**What to produce:** Put the rows from the line with "thumbnail-title: INTRODUCTION bbox=[367, 572, 437, 582]" up to and including the line with "page-thumbnail[interactable]: DISCOVER OUR" into a numbered list, leaving out any blank lines.

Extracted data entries

::::::::

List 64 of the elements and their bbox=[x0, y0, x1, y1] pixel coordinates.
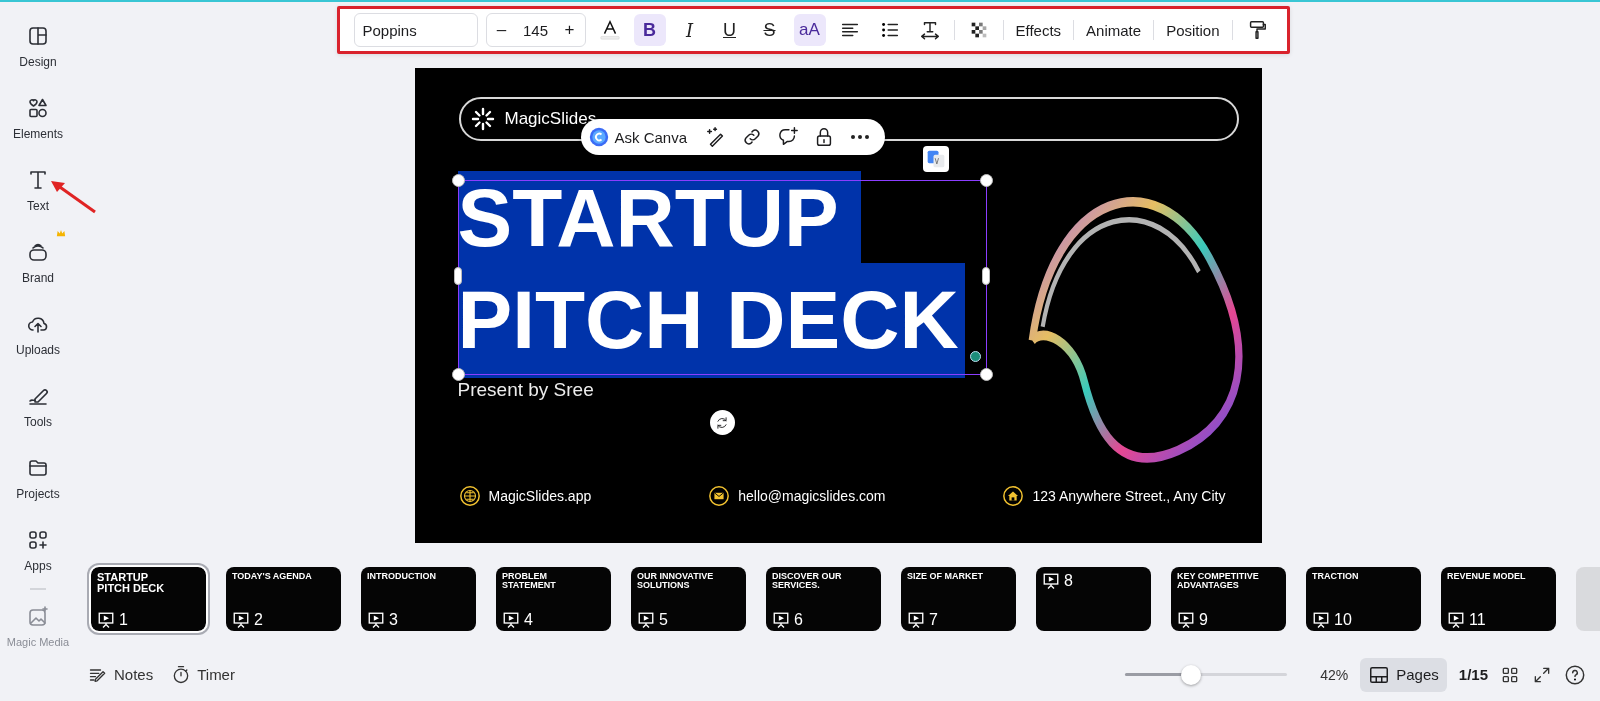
thumbnail-title: INTRODUCTION bbox=[367, 572, 437, 582]
page-number: 2 bbox=[254, 611, 263, 629]
thumbnail-title: PROBLEM STATEMENT bbox=[502, 572, 557, 591]
page-number: 4 bbox=[524, 611, 533, 629]
page-number: 10 bbox=[1334, 611, 1352, 629]
font-dropdown[interactable]: Poppins bbox=[353, 13, 478, 47]
page-number: 6 bbox=[794, 611, 803, 629]
decrease-button[interactable]: – bbox=[492, 20, 511, 40]
sidebar-item[interactable]: Apps bbox=[2, 528, 74, 573]
timer-button[interactable]: Timer bbox=[171, 664, 235, 685]
sidebar-item[interactable]: Brand bbox=[2, 240, 74, 285]
contact-text: MagicSlides.app bbox=[488, 488, 592, 504]
selected-title-text: PITCH DECK bbox=[457, 263, 965, 378]
page-number: 11 bbox=[1469, 611, 1486, 629]
strikethrough-button[interactable]: S bbox=[753, 14, 786, 46]
ask-canva-button[interactable]: Ask Canva bbox=[588, 127, 688, 147]
selected-title-text: STARTUP bbox=[457, 171, 861, 263]
contact-text: hello@magicslides.com bbox=[738, 488, 886, 504]
sidebar-item[interactable]: Design bbox=[2, 24, 74, 69]
toolbar-button[interactable]: Effects bbox=[1011, 21, 1066, 39]
page-number: 9 bbox=[1199, 611, 1208, 629]
italic-button[interactable]: I bbox=[673, 14, 706, 46]
page-thumbnail[interactable]: TRACTION 10 bbox=[1306, 567, 1421, 631]
page-thumbnail[interactable]: SIZE OF MARKET 7 bbox=[901, 567, 1016, 631]
increase-button[interactable]: + bbox=[560, 20, 579, 40]
zoom-percentage: 42% bbox=[1319, 666, 1349, 683]
page-thumbnail[interactable]: DISCOVER OUR SERVICES. 6 bbox=[766, 567, 881, 631]
page-counter: 1/15 bbox=[1458, 666, 1488, 683]
page-thumbnail[interactable]: REVENUE MODEL 11 bbox=[1441, 567, 1556, 631]
page-thumbnail[interactable]: PROBLEM STATEMENT 4 bbox=[496, 567, 611, 631]
page-number: 5 bbox=[659, 611, 668, 629]
letter-case-button[interactable]: aA bbox=[793, 14, 826, 46]
thumbnail-title: STARTUP PITCH DECK bbox=[97, 572, 166, 594]
toolbar-button[interactable]: Animate bbox=[1082, 21, 1146, 39]
toolbar-button[interactable]: Position bbox=[1162, 21, 1224, 39]
notes-button[interactable]: Notes bbox=[88, 664, 154, 685]
bold-button[interactable]: B bbox=[633, 14, 666, 46]
page-thumbnail[interactable]: INTRODUCTION 3 bbox=[361, 567, 476, 631]
sidebar-item[interactable]: Elements bbox=[2, 96, 74, 141]
page-thumbnail[interactable]: KEY COMPETITIVE ADVANTAGES 9 bbox=[1171, 567, 1286, 631]
page-number: 8 bbox=[1064, 572, 1073, 590]
sidebar-item[interactable]: Tools bbox=[2, 384, 74, 429]
page-number: 7 bbox=[929, 611, 938, 629]
sidebar-item[interactable]: Uploads bbox=[2, 312, 74, 357]
sidebar-item[interactable]: Text bbox=[2, 168, 74, 213]
font-size-control[interactable]: – 145 + bbox=[485, 13, 586, 47]
pages-button[interactable]: Pages bbox=[1360, 657, 1447, 692]
page-thumbnail[interactable]: OUR INNOVATIVE SOLUTIONS 5 bbox=[631, 567, 746, 631]
page-thumbnail[interactable]: 8 bbox=[1036, 567, 1151, 631]
thumbnail-title: REVENUE MODEL bbox=[1447, 572, 1527, 582]
contact-text: 123 Anywhere Street., Any City bbox=[1032, 488, 1226, 504]
thumbnail-title: KEY COMPETITIVE ADVANTAGES bbox=[1177, 572, 1260, 591]
subtitle-text: Present by Sree bbox=[457, 379, 594, 401]
thumbnail-title: DISCOVER OUR SERVICES. bbox=[772, 572, 843, 591]
underline-button[interactable]: U bbox=[713, 14, 746, 46]
page-number: 1 bbox=[119, 611, 128, 629]
thumbnail-title: OUR INNOVATIVE SOLUTIONS bbox=[637, 572, 715, 591]
thumbnail-title: TRACTION bbox=[1312, 572, 1360, 582]
page-number: 3 bbox=[389, 611, 398, 629]
page-thumbnail[interactable]: TODAY'S AGENDA 2 bbox=[226, 567, 341, 631]
thumbnail-title: SIZE OF MARKET bbox=[907, 572, 984, 582]
font-size-value: 145 bbox=[522, 21, 549, 39]
thumbnail-title: TODAY'S AGENDA bbox=[232, 572, 313, 582]
sidebar-item[interactable]: Projects bbox=[2, 456, 74, 501]
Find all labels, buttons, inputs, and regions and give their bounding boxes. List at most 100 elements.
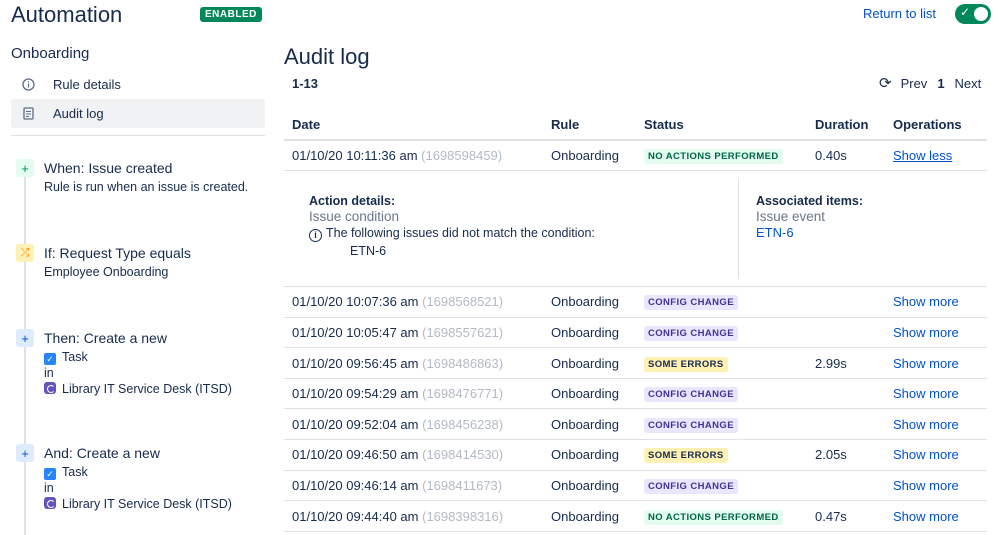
show-more-link[interactable]: Show more xyxy=(893,356,959,371)
sidebar-item-audit-log[interactable]: Audit log xyxy=(11,99,265,128)
table-row: 01/10/20 09:54:29 am (1698476771) Onboard… xyxy=(284,378,987,410)
in-label: in xyxy=(44,366,54,380)
row-duration xyxy=(807,470,885,502)
unmatched-issue-key: ETN-6 xyxy=(350,244,387,259)
document-icon xyxy=(21,107,35,120)
prev-page-button[interactable]: Prev xyxy=(901,76,928,91)
status-badge: SOME ERRORS xyxy=(644,448,728,464)
row-date: 01/10/20 09:54:29 am xyxy=(292,386,419,402)
row-duration: 0.47s xyxy=(807,500,885,532)
enabled-badge: ENABLED xyxy=(200,7,262,22)
row-rule: Onboarding xyxy=(543,286,636,318)
status-badge: NO ACTIONS PERFORMED xyxy=(644,509,783,525)
associated-issue-link[interactable]: ETN-6 xyxy=(756,225,863,240)
project-icon xyxy=(44,382,56,394)
details-divider xyxy=(738,179,739,280)
sidebar-item-label: Audit log xyxy=(53,106,104,121)
row-date: 01/10/20 10:05:47 am xyxy=(292,324,419,340)
row-duration xyxy=(807,286,885,318)
details-row: Action details: Issue condition i The fol… xyxy=(284,170,987,288)
flow-connector-line xyxy=(24,175,26,535)
flow-step-title: When: Issue created xyxy=(44,160,173,176)
row-rule: Onboarding xyxy=(543,500,636,532)
sidebar-rule-name: Onboarding xyxy=(11,45,90,62)
shuffle-icon: ⤮ xyxy=(16,244,34,262)
status-badge: SOME ERRORS xyxy=(644,356,728,372)
row-duration xyxy=(807,317,885,349)
row-date: 01/10/20 10:07:36 am xyxy=(292,294,419,310)
rule-enabled-toggle[interactable]: ✓ xyxy=(955,4,991,24)
show-more-link[interactable]: Show more xyxy=(893,509,959,524)
row-date: 01/10/20 09:46:50 am xyxy=(292,447,419,463)
associated-items-value: Issue event xyxy=(756,209,826,225)
audit-log-table: Date Rule Status Duration Operations 01/… xyxy=(284,110,987,532)
action-info-text: The following issues did not match the c… xyxy=(326,226,595,241)
refresh-icon[interactable]: ⟳ xyxy=(879,74,892,92)
flow-step-description: Employee Onboarding xyxy=(44,265,169,279)
check-icon: ✓ xyxy=(960,5,971,19)
table-row: 01/10/20 10:07:36 am (1698568521) Onboard… xyxy=(284,286,987,318)
next-page-button[interactable]: Next xyxy=(955,76,982,91)
show-more-link[interactable]: Show more xyxy=(893,417,959,432)
table-row: 01/10/20 09:46:50 am (1698414530) Onboard… xyxy=(284,439,987,471)
row-duration: 2.05s xyxy=(807,439,885,471)
row-timestamp: (1698598459) xyxy=(421,148,503,164)
row-rule: Onboarding xyxy=(543,378,636,410)
in-label: in xyxy=(44,481,54,495)
row-rule: Onboarding xyxy=(543,140,636,172)
action-details-heading: Action details: xyxy=(309,194,396,209)
info-icon: i xyxy=(309,229,322,243)
project-label: Library IT Service Desk (ITSD) xyxy=(62,497,232,511)
column-header-rule: Rule xyxy=(543,110,636,141)
task-type-icon: ✓ xyxy=(44,468,56,480)
plus-icon: + xyxy=(16,329,34,347)
return-to-list-link[interactable]: Return to list xyxy=(863,6,936,21)
column-header-duration: Duration xyxy=(807,110,885,141)
show-more-link[interactable]: Show more xyxy=(893,478,959,493)
table-row: 01/10/20 09:44:40 am (1698398316) Onboard… xyxy=(284,500,987,532)
current-page[interactable]: 1 xyxy=(937,76,944,91)
row-timestamp: (1698398316) xyxy=(422,508,504,524)
row-timestamp: (1698411673) xyxy=(422,477,503,493)
row-date: 01/10/20 09:44:40 am xyxy=(292,508,419,524)
status-badge: CONFIG CHANGE xyxy=(644,325,738,341)
app-title: Automation xyxy=(11,2,123,27)
show-more-link[interactable]: Show more xyxy=(893,447,959,462)
status-badge: CONFIG CHANGE xyxy=(644,417,738,433)
project-label: Library IT Service Desk (ITSD) xyxy=(62,382,232,396)
row-date: 01/10/20 09:52:04 am xyxy=(292,416,419,432)
row-duration xyxy=(807,408,885,441)
row-duration: 0.40s xyxy=(807,140,885,172)
row-timestamp: (1698456238) xyxy=(422,416,504,432)
table-row: 01/10/20 09:56:45 am (1698486863) Onboard… xyxy=(284,347,987,379)
row-duration: 2.99s xyxy=(807,347,885,379)
project-icon xyxy=(44,497,56,509)
pagination: ⟳ Prev 1 Next xyxy=(879,74,981,92)
row-timestamp: (1698476771) xyxy=(422,386,504,402)
row-rule: Onboarding xyxy=(543,408,636,441)
flow-step-title: And: Create a new xyxy=(44,445,160,461)
row-timestamp: (1698414530) xyxy=(422,447,504,463)
toggle-knob xyxy=(974,7,988,21)
task-type-icon: ✓ xyxy=(44,353,56,365)
show-more-link[interactable]: Show more xyxy=(893,386,959,401)
issue-type-label: Task xyxy=(62,465,88,479)
show-more-link[interactable]: Show more xyxy=(893,325,959,340)
table-row: 01/10/20 10:11:36 am (1698598459) Onboar… xyxy=(284,140,987,172)
row-rule: Onboarding xyxy=(543,439,636,471)
sidebar-item-label: Rule details xyxy=(53,77,121,92)
row-date: 01/10/20 09:56:45 am xyxy=(292,355,419,371)
issue-type-label: Task xyxy=(62,350,88,364)
result-range: 1-13 xyxy=(292,76,319,91)
sidebar-item-rule-details[interactable]: Rule details xyxy=(11,70,265,99)
page-title: Audit log xyxy=(284,44,370,69)
plus-icon: + xyxy=(16,159,34,177)
table-row: 01/10/20 09:46:14 am (1698411673) Onboard… xyxy=(284,470,987,502)
row-timestamp: (1698568521) xyxy=(422,294,504,310)
show-less-link[interactable]: Show less xyxy=(893,148,952,163)
status-badge: CONFIG CHANGE xyxy=(644,387,738,403)
show-more-link[interactable]: Show more xyxy=(893,294,959,309)
status-badge: NO ACTIONS PERFORMED xyxy=(644,149,783,165)
row-duration xyxy=(807,378,885,410)
column-header-operations: Operations xyxy=(885,110,987,141)
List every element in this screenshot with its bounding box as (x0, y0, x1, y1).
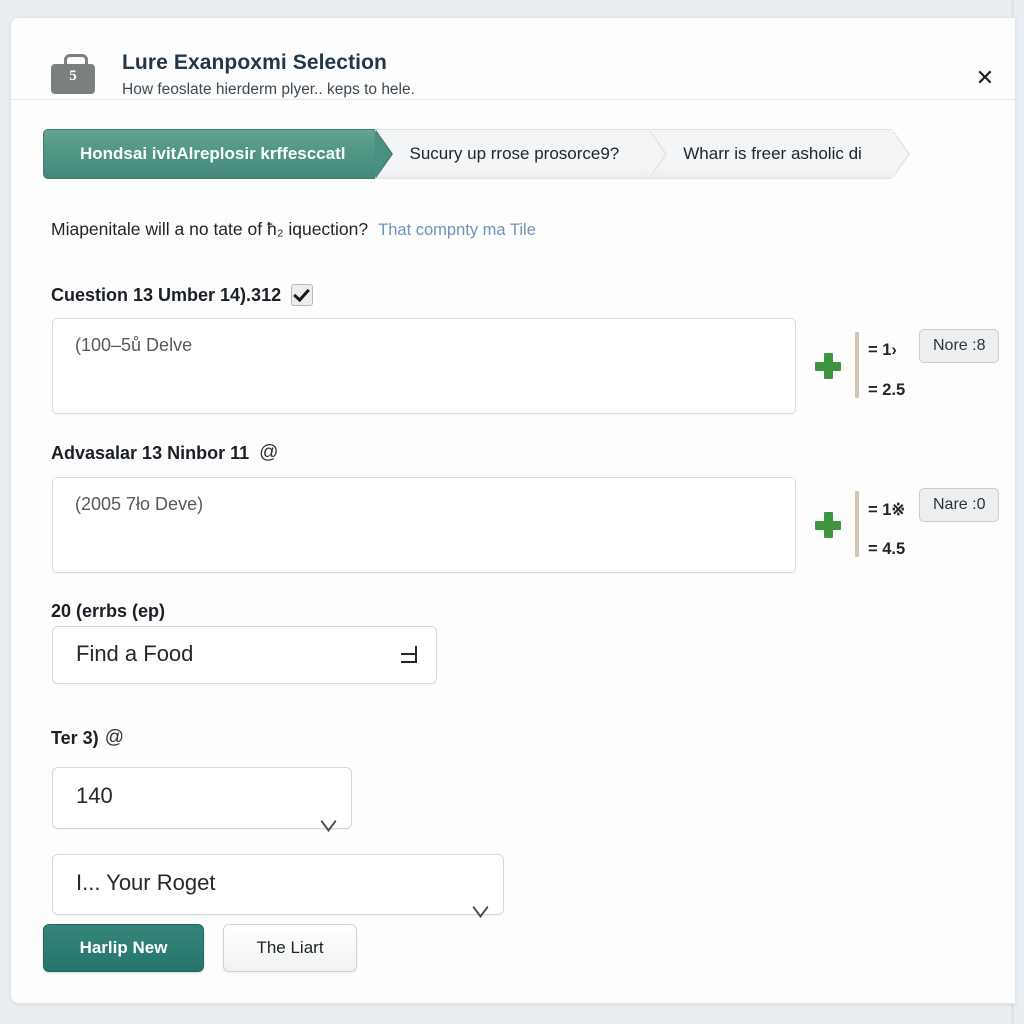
breadcrumb: Hondsai ivitAlreplosir krffesccatl Sucur… (43, 129, 910, 179)
page-title: Lure Exanpoxmi Selection (122, 51, 387, 74)
tab-step-1[interactable]: Hondsai ivitAlreplosir krffesccatl (43, 129, 394, 179)
save-button[interactable]: Harlip New (43, 924, 204, 972)
cancel-button[interactable]: The Liart (223, 924, 357, 972)
dialog-header: 5 Lure Exanpoxmi Selection How feoslate … (11, 18, 1015, 100)
briefcase-badge-count: 5 (69, 68, 77, 84)
tab-step-1-label: Hondsai ivitAlreplosir krffesccatl (80, 144, 346, 163)
field-2-label-row: Advasalar 13 Ninbor 11 @ (51, 442, 278, 464)
tab-step-3[interactable]: Wharr is freer asholic di (649, 129, 910, 179)
food-select-label-text: 20 (errbs (ep) (51, 601, 166, 621)
tab-step-3-label: Wharr is freer asholic di (683, 144, 862, 163)
field-2-eq-first: = 1※ (868, 501, 906, 519)
field-2-divider (855, 491, 859, 557)
tab-step-2-label: Sucury up rrose prosorce9? (409, 144, 620, 163)
chevron-down-icon (322, 815, 339, 824)
field-2-eq-second: = 4.5 (868, 540, 906, 558)
unit-select[interactable]: I... Your Roget (52, 854, 504, 915)
amount-select-value: 140 (76, 783, 113, 808)
question-link[interactable]: That compnty ma Tile (378, 221, 536, 239)
amount-select-label-text: Ter 3) (51, 727, 99, 748)
field-2-label: Advasalar 13 Ninbor 11 (51, 442, 250, 463)
food-select-label: 20 (errbs (ep) (51, 601, 165, 622)
plus-icon[interactable] (815, 512, 841, 538)
chevron-down-icon (474, 901, 491, 910)
field-2-input[interactable]: (2005 7ło Deve) (52, 477, 796, 573)
briefcase-icon: 5 (49, 54, 97, 96)
question-text: Miapenitale will a no tate of ħ₂ iquecti… (51, 219, 369, 239)
field-2-side-panel: = 1※ = 4.5 Nare :0 (806, 477, 1015, 571)
field-1-label: Cuestion 13 Umber 14).312 (51, 284, 282, 305)
close-icon[interactable]: ✕ (969, 62, 1001, 94)
food-select-value: Find a Food (76, 641, 194, 666)
field-1-divider (855, 332, 859, 398)
plus-icon[interactable] (815, 353, 841, 379)
field-1-label-row: Cuestion 13 Umber 14).312 (51, 284, 314, 306)
question-line: Miapenitale will a no tate of ħ₂ iquecti… (51, 219, 536, 240)
field-2-note-button[interactable]: Nare :0 (919, 488, 1000, 522)
field-1-input-value: (100–5ů Delve (75, 335, 193, 355)
field-1-checkbox[interactable] (291, 284, 314, 306)
field-1-eq-first: = 1› (868, 341, 897, 359)
field-2-input-value: (2005 7ło Deve) (75, 494, 204, 514)
field-1-side-panel: = 1› = 2.5 Nore :8 (806, 318, 1015, 412)
amount-select-label: Ter 3) @ (51, 727, 124, 749)
food-select[interactable]: Find a Food (52, 626, 437, 684)
tab-step-2[interactable]: Sucury up rrose prosorce9? (375, 129, 668, 179)
field-1-eq-second: = 2.5 (868, 381, 906, 399)
dialog-card: 5 Lure Exanpoxmi Selection How feoslate … (10, 17, 1016, 1004)
double-chevron-down-icon (401, 644, 417, 666)
at-icon: @ (259, 442, 279, 463)
amount-select[interactable]: 140 (52, 767, 352, 829)
field-1-input[interactable]: (100–5ů Delve (52, 318, 796, 414)
page-subtitle: How feoslate hierderm plyer.. keps to he… (122, 81, 415, 98)
at-icon: @ (104, 727, 124, 748)
field-1-note-button[interactable]: Nore :8 (919, 329, 1000, 363)
unit-select-value: I... Your Roget (76, 870, 216, 895)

::::::::

**Task output:**
1. thumbnail-title: INTRODUCTION bbox=[367, 572, 437, 582]
2. page-number: 2 bbox=[254, 611, 263, 629]
3. thumbnail-title: PROBLEM STATEMENT bbox=[502, 572, 557, 591]
4. page-number: 4 bbox=[524, 611, 533, 629]
5. page-number: 10 bbox=[1334, 611, 1352, 629]
6. font-dropdown[interactable]: Poppins bbox=[353, 13, 478, 47]
7. page-number: 6 bbox=[794, 611, 803, 629]
8. decrease-button[interactable]: – bbox=[492, 20, 511, 40]
9. sidebar-item[interactable]: Apps bbox=[2, 528, 74, 573]
10. timer-button[interactable]: Timer bbox=[171, 664, 235, 685]
11. sidebar-item[interactable]: Brand bbox=[2, 240, 74, 285]
12. contact-text: MagicSlides.app bbox=[488, 488, 592, 504]
13. selected-title-text: PITCH DECK bbox=[457, 263, 965, 378]
14. page-number: 11 bbox=[1469, 611, 1486, 629]
15. strikethrough-button[interactable]: S bbox=[753, 14, 786, 46]
16. ask-canva-button[interactable]: Ask Canva bbox=[588, 127, 688, 147]
17. selected-title-text: STARTUP bbox=[457, 171, 861, 263]
18. contact-text: hello@magicslides.com bbox=[738, 488, 886, 504]
19. sidebar-item[interactable]: Design bbox=[2, 24, 74, 69]
20. toolbar-button[interactable]: Effects bbox=[1011, 21, 1066, 39]
21. page-number: 9 bbox=[1199, 611, 1208, 629]
22. italic-button[interactable]: I bbox=[673, 14, 706, 46]
23. page-thumbnail[interactable]: TRACTION 10 bbox=[1306, 567, 1421, 631]
24. page-thumbnail[interactable]: SIZE OF MARKET 7 bbox=[901, 567, 1016, 631]
25. increase-button[interactable]: + bbox=[560, 20, 579, 40]
26. zoom-percentage: 42% bbox=[1319, 666, 1349, 683]
27. page-thumbnail[interactable]: DISCOVER OUR SERVICES. 6 bbox=[766, 567, 881, 631]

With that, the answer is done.